> **Passage**
****************
Besides SIMD, there were other build options that could be varied that might have an impact on performance. I decided to look at which library to use for FFT operations (controlled by passing -DGMX_FFT=fftw3
for using [FFTW]() or -DGMX_FFT=mkl
for using [Intel MKL]() as the chosen FFT library). If choosing fftw3, Gromacs will build fftw3 as part of its build process (when setting -DGMX_BUILD_OWN_FFTW=ON
which is what I did). If choosing mkl, you need to have the MKL library already installed. I also wanted to see what the performance would be like when compiling these variations with the GCC 12.2.0 compiler and the Intel OneAPI 2025.0.1 compiler (these were the compilers that were available).
So, in summary, I wanted to build and test four variations of Gromacs 2024.5 (which would be built with SIMD enabled and my job script would make sure all the cores are used when running): - GCC 12.2.0 + MKL 2025.0.1 - GCC 12.2.0 + FFTW - Intel 2025.0.1 + MKL 2025.0.1 - Intel 2025.0.1 + FFTW
Here’s the ns/day for each combination when I ran the test job for each. These were singular runs but still illustrative. Trying to get multiple runs takes FOREEEEEEVVVER when you have to submit a job to the cluster’s job scheduler and wait.
MKL 2025.0.1 | FFTW | |
---|---|---|
GCC 12.2.0 | 18.284 | 21.454 |
Intel 2025.0.1 | 26.909 | 38.862 |
You can see things are significantly better. And Intel+FFTW is the best overall, even better than the reported best performance from before the cluster upgrade.
But why does Intel+FFTW perform so good? My best guess is that the Intel compiler is well optimized for the Intel Xeon CPUs that are in the system. From what I could tell from the make output, both builds use -O3
when building. It’s possible there might be other optimization flags that could be applied to make the GCC build go faster but nothing stood out to me in the compilation output as being wildly different between them. And also the Gromacs documentation mentions that FFTW is faster than MKL based on their tests, which matches what we see here in the performance difference between MKL and FFTW.
****************
> **Extracted entries**

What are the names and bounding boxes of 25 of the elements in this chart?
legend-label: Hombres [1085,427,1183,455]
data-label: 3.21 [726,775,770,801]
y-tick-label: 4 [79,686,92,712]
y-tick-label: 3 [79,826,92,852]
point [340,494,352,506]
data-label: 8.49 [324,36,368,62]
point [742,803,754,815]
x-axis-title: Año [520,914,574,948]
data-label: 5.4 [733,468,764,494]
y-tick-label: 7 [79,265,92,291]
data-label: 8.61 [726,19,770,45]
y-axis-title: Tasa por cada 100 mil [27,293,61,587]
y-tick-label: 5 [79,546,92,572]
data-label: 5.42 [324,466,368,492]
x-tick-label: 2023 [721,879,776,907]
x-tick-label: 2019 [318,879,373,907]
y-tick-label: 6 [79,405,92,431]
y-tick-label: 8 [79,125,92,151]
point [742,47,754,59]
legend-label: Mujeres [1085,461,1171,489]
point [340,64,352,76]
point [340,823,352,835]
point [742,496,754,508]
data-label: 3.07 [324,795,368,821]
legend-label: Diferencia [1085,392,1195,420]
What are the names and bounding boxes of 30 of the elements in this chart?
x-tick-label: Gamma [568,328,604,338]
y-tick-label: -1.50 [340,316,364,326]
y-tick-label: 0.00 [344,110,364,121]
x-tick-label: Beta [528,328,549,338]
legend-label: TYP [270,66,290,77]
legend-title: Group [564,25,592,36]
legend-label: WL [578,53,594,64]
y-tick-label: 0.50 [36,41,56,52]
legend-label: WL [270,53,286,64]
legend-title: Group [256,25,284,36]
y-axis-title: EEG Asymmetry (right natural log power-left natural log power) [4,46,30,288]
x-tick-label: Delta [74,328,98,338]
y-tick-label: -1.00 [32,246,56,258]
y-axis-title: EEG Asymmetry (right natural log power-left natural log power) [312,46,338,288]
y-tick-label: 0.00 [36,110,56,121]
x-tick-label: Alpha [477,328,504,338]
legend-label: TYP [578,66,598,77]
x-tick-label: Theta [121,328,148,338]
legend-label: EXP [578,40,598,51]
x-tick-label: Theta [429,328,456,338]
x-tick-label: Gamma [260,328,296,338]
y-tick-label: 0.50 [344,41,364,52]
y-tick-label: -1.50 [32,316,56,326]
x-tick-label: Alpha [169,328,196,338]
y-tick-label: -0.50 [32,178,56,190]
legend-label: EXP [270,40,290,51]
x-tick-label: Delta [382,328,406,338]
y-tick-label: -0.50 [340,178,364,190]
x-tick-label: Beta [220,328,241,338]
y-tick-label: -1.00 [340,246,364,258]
****************
> **What is being asked**
Pull out the part of the Gromacs build text between "MKL 2025.0.1 |" and "the cluster upgrade.", inclusive, and copy it word for word.

> **Answer to the exercise**
MKL 2025.0.1 | FFTW | |
---|---|---|
GCC 12.2.0 | 18.284 | 21.454 |
Intel 2025.0.1 | 26.909 | 38.862 |
You can see things are significantly better. And Intel+FFTW is the best overall, even better than the reported best performance from before the cluster upgrade.